Figure collection entries

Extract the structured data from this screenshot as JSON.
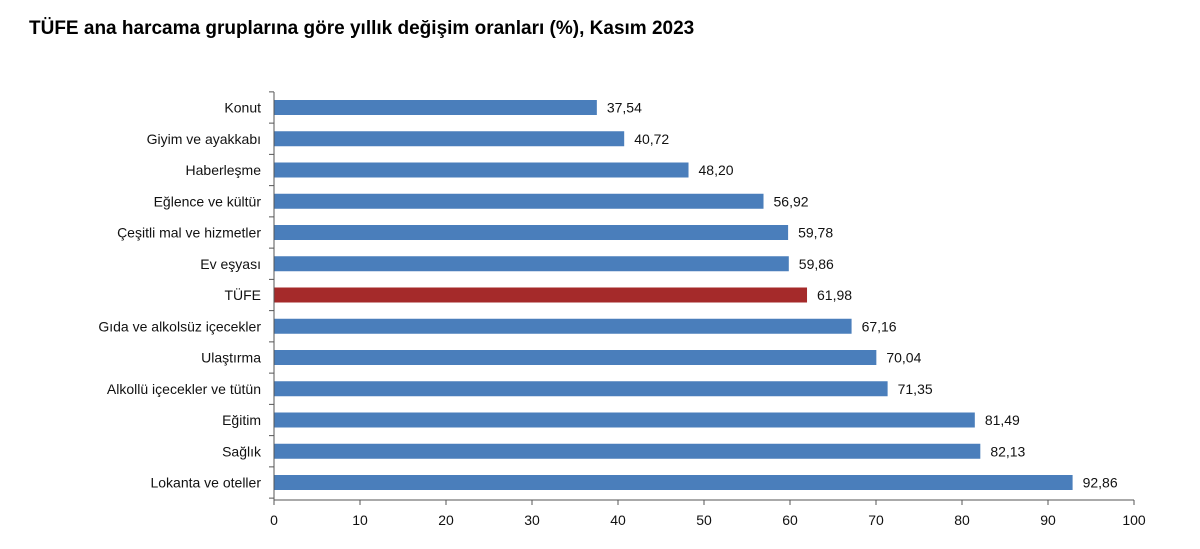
{
  "chart_data": {
    "type": "bar",
    "orientation": "horizontal",
    "title": "TÜFE ana harcama gruplarına göre yıllık değişim oranları (%), Kasım 2023",
    "categories": [
      "Konut",
      "Giyim ve ayakkabı",
      "Haberleşme",
      "Eğlence ve kültür",
      "Çeşitli mal ve hizmetler",
      "Ev eşyası",
      "TÜFE",
      "Gıda ve alkolsüz içecekler",
      "Ulaştırma",
      "Alkollü içecekler ve tütün",
      "Eğitim",
      "Sağlık",
      "Lokanta ve oteller"
    ],
    "values": [
      37.54,
      40.72,
      48.2,
      56.92,
      59.78,
      59.86,
      61.98,
      67.16,
      70.04,
      71.35,
      81.49,
      82.13,
      92.86
    ],
    "value_labels": [
      "37,54",
      "40,72",
      "48,20",
      "56,92",
      "59,78",
      "59,86",
      "61,98",
      "67,16",
      "70,04",
      "71,35",
      "81,49",
      "82,13",
      "92,86"
    ],
    "highlight_category": "TÜFE",
    "xlim": [
      0,
      100
    ],
    "xticks": [
      0,
      10,
      20,
      30,
      40,
      50,
      60,
      70,
      80,
      90,
      100
    ],
    "grid": false,
    "xlabel": "",
    "ylabel": "",
    "colors": {
      "bar": "#4a7ebb",
      "highlight": "#a52a2a",
      "axis": "#555555"
    }
  }
}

### [Requirement]
Restate every record exactly, please; do not copy the pictures.

### [In response]
Extract the structured data from this screenshot as JSON.
{
  "chart_data": {
    "type": "bar",
    "orientation": "horizontal",
    "title": "TÜFE ana harcama gruplarına göre yıllık değişim oranları (%), Kasım 2023",
    "categories": [
      "Konut",
      "Giyim ve ayakkabı",
      "Haberleşme",
      "Eğlence ve kültür",
      "Çeşitli mal ve hizmetler",
      "Ev eşyası",
      "TÜFE",
      "Gıda ve alkolsüz içecekler",
      "Ulaştırma",
      "Alkollü içecekler ve tütün",
      "Eğitim",
      "Sağlık",
      "Lokanta ve oteller"
    ],
    "values": [
      37.54,
      40.72,
      48.2,
      56.92,
      59.78,
      59.86,
      61.98,
      67.16,
      70.04,
      71.35,
      81.49,
      82.13,
      92.86
    ],
    "value_labels": [
      "37,54",
      "40,72",
      "48,20",
      "56,92",
      "59,78",
      "59,86",
      "61,98",
      "67,16",
      "70,04",
      "71,35",
      "81,49",
      "82,13",
      "92,86"
    ],
    "highlight_category": "TÜFE",
    "xlim": [
      0,
      100
    ],
    "xticks": [
      0,
      10,
      20,
      30,
      40,
      50,
      60,
      70,
      80,
      90,
      100
    ],
    "grid": false,
    "xlabel": "",
    "ylabel": "",
    "colors": {
      "bar": "#4a7ebb",
      "highlight": "#a52a2a",
      "axis": "#555555"
    }
  }
}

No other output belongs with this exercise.